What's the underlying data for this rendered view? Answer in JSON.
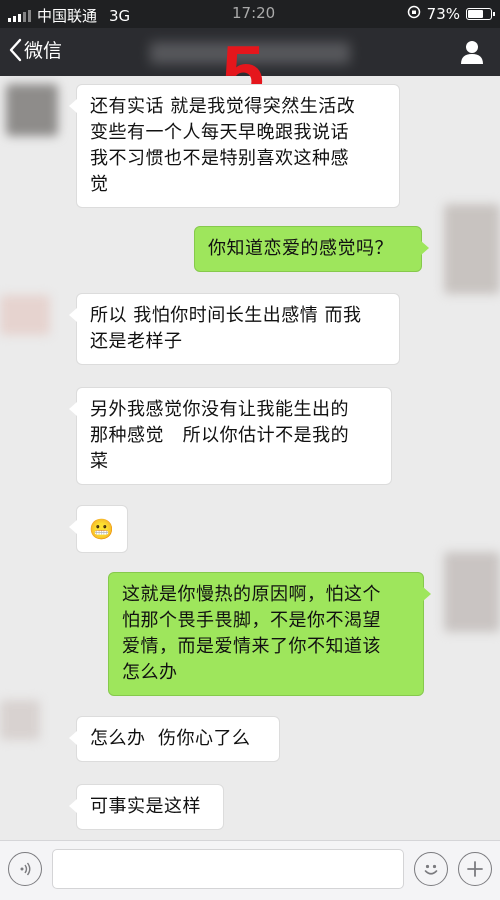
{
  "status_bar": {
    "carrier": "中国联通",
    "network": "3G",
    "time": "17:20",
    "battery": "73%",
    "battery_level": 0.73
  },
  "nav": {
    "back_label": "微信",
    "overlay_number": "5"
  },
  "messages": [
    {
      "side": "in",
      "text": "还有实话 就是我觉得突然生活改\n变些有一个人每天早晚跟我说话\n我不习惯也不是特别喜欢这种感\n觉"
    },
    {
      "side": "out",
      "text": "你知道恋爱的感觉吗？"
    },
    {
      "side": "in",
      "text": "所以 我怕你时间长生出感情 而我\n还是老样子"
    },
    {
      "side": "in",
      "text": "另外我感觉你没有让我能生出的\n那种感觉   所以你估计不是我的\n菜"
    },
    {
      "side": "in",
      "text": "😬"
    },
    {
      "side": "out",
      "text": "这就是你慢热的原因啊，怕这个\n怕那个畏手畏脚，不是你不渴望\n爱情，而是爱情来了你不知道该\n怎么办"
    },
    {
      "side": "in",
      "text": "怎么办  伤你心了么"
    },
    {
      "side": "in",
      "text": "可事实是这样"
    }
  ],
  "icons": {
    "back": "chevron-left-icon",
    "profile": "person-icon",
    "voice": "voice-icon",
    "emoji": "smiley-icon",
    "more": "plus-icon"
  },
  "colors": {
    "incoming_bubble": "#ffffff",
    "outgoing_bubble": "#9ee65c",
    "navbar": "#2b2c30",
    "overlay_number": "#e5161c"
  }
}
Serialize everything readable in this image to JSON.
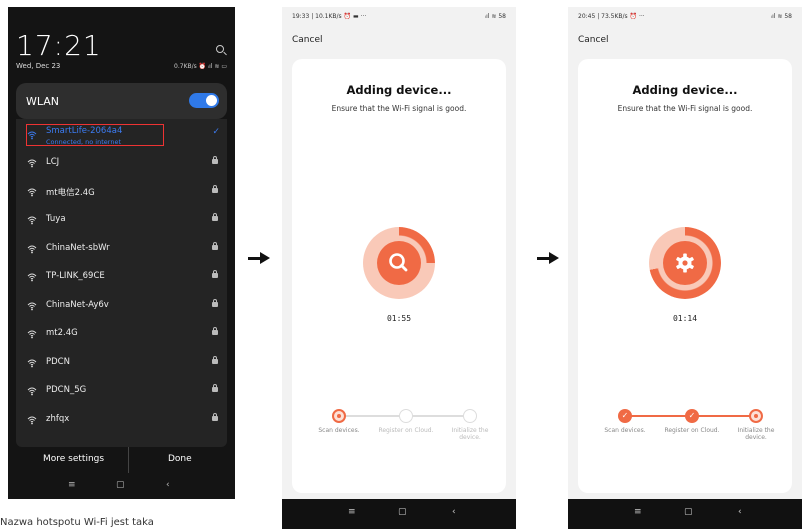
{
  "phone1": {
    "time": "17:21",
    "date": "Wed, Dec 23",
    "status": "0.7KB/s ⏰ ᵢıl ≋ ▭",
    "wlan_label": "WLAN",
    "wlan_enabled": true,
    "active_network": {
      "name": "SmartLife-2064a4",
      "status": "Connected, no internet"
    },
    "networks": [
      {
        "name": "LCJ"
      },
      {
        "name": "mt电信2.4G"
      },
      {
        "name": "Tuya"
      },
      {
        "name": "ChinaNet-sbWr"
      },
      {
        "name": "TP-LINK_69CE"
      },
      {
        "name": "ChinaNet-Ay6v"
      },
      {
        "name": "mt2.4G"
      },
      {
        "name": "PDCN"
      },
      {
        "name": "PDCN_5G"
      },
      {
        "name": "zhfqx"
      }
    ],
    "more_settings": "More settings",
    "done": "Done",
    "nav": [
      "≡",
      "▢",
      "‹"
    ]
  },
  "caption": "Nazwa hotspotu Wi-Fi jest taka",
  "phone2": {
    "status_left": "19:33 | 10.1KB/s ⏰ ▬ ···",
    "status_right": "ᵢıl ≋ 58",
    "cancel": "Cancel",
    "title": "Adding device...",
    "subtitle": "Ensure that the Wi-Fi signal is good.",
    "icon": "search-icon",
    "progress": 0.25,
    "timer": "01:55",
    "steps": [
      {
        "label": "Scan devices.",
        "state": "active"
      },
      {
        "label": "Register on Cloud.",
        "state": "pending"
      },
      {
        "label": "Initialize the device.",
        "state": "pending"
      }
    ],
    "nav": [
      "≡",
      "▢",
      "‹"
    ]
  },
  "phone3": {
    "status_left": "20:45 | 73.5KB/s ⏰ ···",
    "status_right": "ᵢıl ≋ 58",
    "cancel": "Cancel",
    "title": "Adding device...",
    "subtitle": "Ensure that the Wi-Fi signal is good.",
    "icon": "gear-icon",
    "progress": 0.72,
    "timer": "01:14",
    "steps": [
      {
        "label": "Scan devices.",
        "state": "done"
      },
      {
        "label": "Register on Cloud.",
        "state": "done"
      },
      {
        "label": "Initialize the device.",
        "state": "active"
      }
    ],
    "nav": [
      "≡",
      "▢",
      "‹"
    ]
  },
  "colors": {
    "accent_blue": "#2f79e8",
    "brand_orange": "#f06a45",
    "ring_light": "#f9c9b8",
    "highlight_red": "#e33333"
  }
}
· · ·
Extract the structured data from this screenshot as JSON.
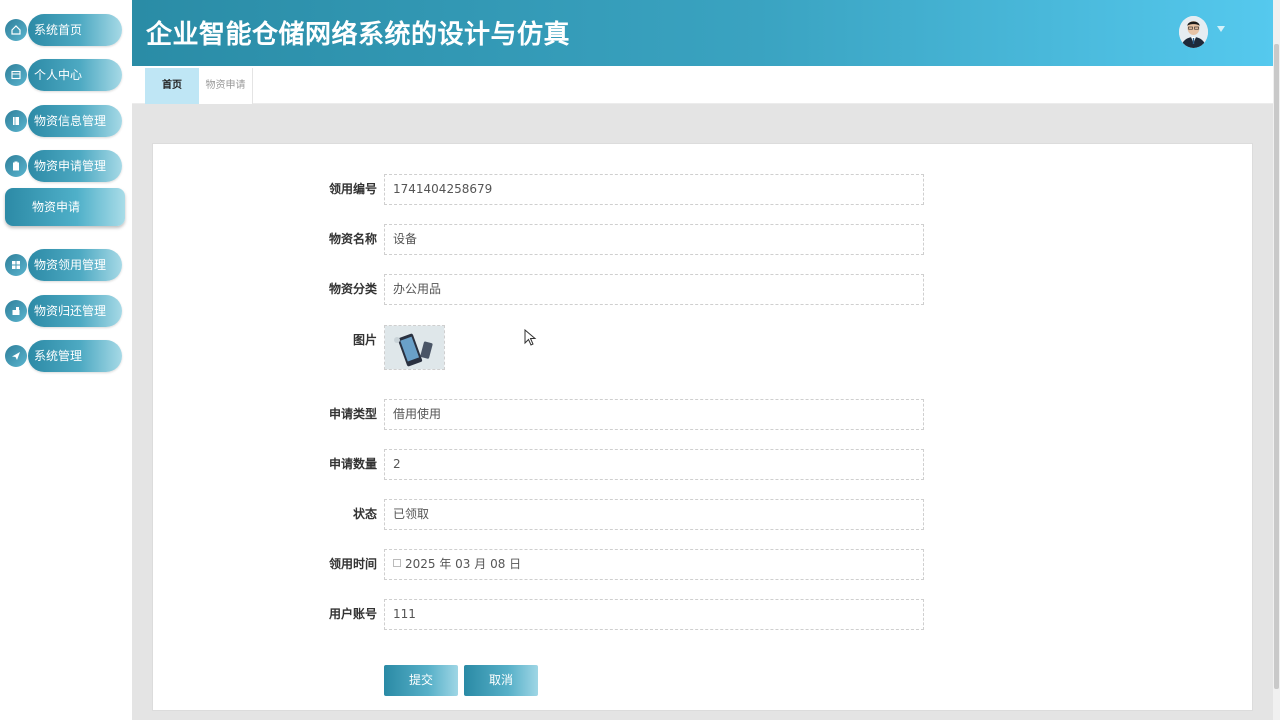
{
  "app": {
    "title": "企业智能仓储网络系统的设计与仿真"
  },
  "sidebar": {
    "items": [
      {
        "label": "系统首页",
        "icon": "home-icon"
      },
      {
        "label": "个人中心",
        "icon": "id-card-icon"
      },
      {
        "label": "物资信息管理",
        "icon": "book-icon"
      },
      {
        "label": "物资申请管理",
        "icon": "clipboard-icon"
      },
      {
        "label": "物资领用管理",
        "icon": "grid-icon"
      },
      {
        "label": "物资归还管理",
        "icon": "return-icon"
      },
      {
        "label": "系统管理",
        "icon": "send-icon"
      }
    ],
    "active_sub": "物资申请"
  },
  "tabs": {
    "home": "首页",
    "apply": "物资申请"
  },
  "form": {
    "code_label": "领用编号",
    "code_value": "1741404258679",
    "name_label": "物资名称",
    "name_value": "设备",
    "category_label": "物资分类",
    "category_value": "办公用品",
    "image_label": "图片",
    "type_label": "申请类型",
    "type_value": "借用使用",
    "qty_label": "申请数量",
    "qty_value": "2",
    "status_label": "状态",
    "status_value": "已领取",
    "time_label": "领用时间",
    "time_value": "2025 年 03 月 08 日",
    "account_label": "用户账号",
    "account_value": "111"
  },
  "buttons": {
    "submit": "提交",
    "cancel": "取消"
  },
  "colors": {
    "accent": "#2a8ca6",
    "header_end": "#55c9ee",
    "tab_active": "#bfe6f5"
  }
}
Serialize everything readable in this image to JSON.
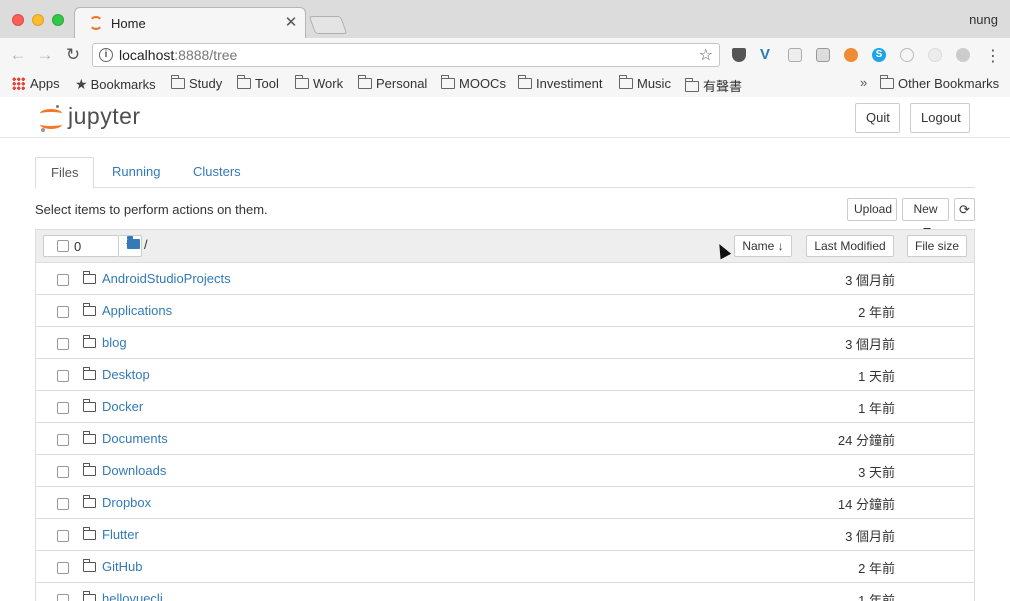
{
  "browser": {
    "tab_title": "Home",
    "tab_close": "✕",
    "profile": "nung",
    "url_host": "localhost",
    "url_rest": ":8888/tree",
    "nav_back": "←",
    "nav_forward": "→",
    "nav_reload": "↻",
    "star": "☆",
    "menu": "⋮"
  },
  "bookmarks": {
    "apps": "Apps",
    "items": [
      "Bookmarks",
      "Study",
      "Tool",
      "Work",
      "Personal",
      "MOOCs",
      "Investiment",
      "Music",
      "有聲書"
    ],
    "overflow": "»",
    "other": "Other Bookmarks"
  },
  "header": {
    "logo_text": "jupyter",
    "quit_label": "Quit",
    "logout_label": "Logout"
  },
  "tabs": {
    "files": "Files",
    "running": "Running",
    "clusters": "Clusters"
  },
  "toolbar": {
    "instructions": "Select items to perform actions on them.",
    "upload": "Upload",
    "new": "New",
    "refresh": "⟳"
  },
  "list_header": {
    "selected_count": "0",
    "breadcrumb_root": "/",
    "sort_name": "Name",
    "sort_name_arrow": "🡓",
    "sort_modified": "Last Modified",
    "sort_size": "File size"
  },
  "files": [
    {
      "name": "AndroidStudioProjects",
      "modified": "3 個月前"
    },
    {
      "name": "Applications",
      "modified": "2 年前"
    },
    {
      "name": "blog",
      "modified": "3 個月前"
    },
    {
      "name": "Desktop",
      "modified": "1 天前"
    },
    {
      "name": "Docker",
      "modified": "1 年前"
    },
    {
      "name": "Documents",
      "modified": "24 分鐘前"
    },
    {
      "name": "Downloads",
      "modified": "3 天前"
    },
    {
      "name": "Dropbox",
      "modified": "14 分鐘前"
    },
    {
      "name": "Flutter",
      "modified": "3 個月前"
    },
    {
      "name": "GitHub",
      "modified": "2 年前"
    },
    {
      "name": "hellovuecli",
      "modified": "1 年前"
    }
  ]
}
· · ·
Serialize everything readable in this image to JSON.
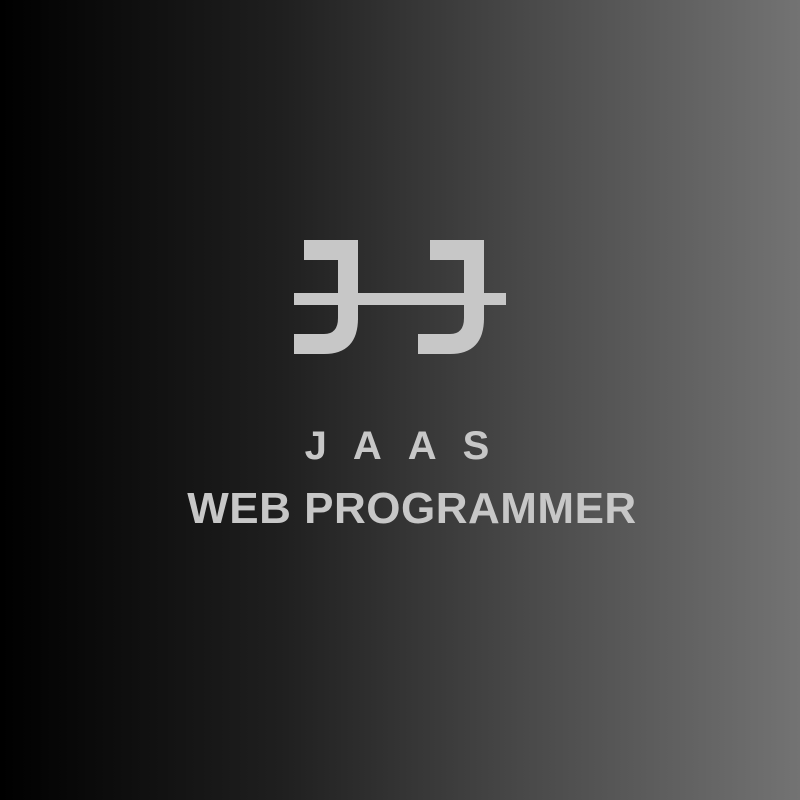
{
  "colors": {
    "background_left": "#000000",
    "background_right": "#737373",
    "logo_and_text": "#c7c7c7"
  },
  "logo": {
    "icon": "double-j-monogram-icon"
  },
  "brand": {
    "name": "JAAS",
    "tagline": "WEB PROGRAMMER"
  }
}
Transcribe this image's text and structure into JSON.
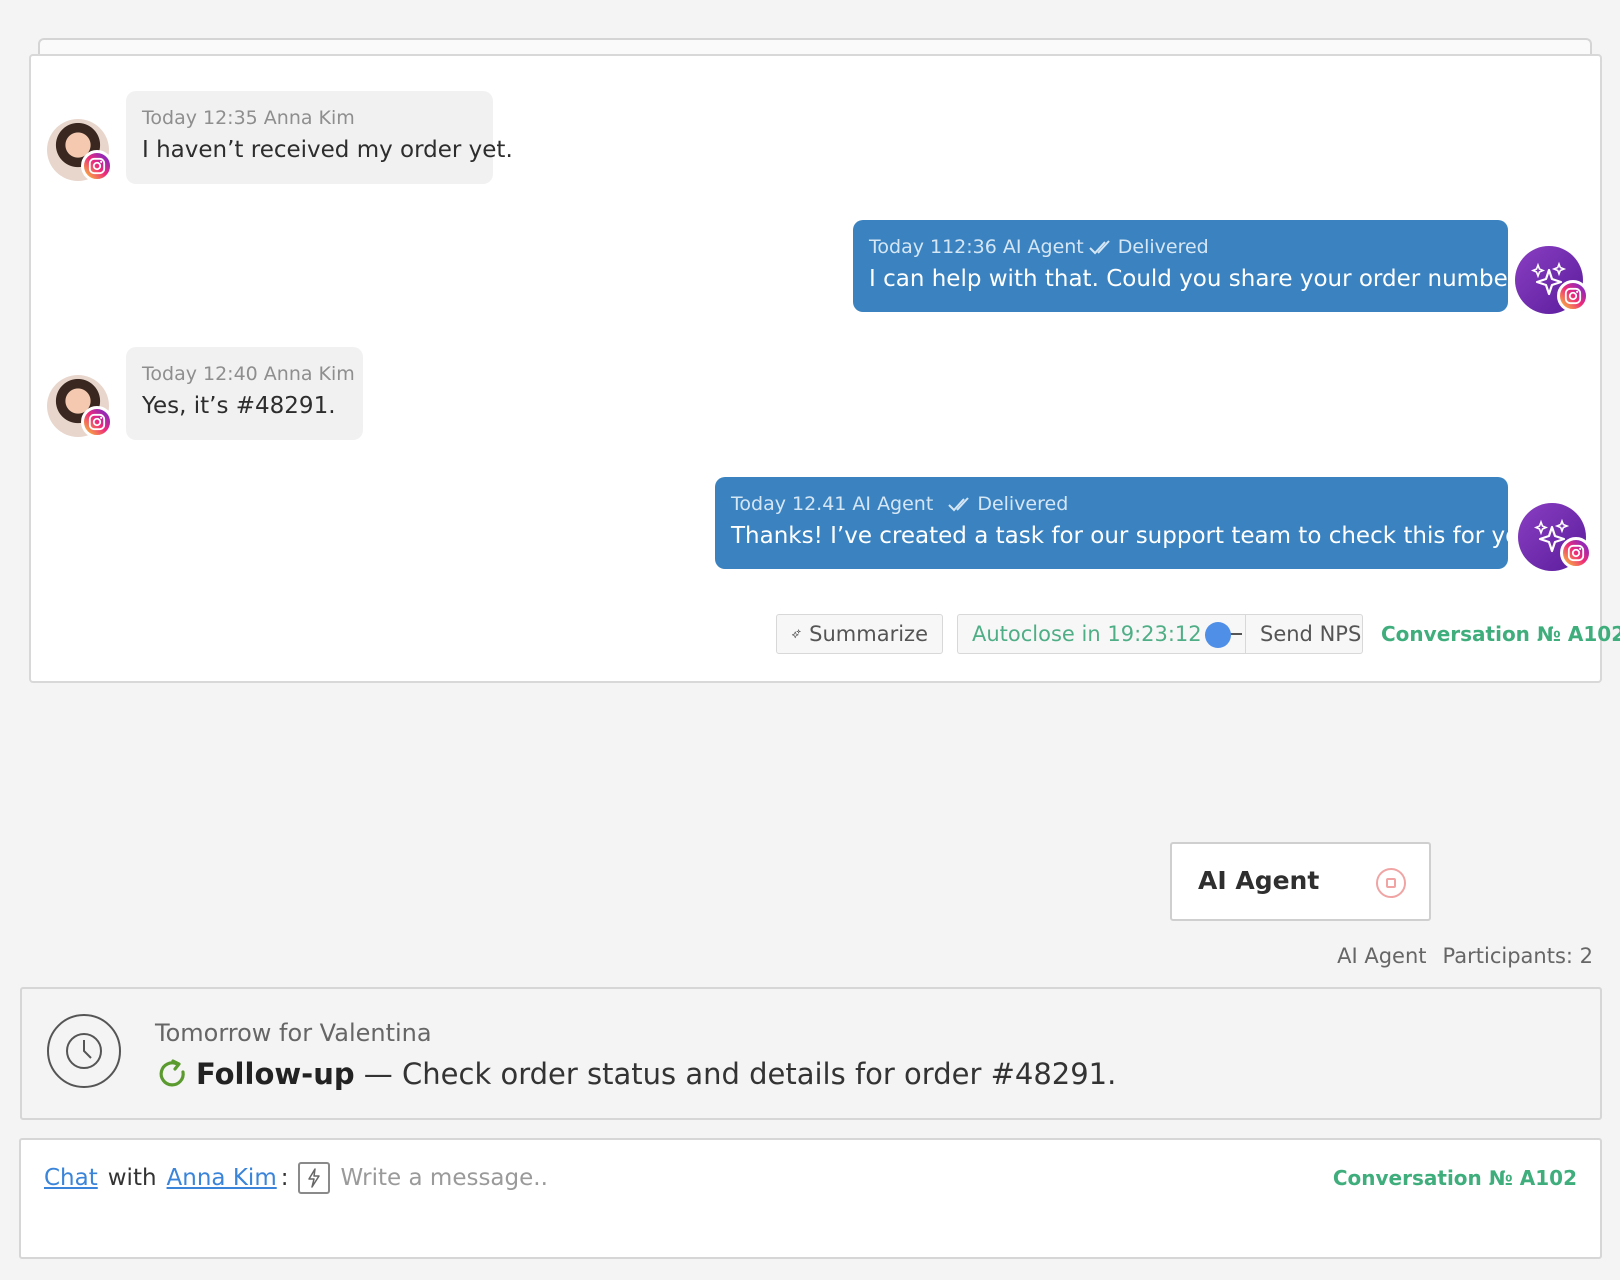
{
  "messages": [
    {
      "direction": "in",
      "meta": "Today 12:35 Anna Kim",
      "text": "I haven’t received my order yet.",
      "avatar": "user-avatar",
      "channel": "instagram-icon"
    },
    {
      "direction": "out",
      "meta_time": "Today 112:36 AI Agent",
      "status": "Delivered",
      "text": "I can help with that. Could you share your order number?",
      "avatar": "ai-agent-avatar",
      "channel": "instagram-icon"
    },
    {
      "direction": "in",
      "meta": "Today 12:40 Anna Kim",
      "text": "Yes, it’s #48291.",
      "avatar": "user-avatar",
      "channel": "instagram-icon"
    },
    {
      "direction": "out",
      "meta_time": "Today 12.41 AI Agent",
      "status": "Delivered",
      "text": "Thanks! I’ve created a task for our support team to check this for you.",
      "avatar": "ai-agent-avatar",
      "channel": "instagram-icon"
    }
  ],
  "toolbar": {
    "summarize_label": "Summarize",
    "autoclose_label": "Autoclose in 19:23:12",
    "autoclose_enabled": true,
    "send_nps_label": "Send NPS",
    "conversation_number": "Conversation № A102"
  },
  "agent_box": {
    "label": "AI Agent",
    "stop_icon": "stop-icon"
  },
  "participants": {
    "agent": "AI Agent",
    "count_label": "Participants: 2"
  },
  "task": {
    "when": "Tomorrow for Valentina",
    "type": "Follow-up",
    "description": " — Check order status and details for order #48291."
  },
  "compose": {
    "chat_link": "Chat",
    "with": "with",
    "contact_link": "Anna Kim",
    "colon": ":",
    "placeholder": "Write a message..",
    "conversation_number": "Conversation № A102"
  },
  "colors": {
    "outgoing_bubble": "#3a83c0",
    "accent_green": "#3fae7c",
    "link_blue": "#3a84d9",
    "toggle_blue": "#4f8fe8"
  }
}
· · ·
## WHAT THIS TASK INVOLVES
Looking at the entries above, say how many lines contain the word "data". Only the number is wanted.

## COMPLETE RESPONSE
2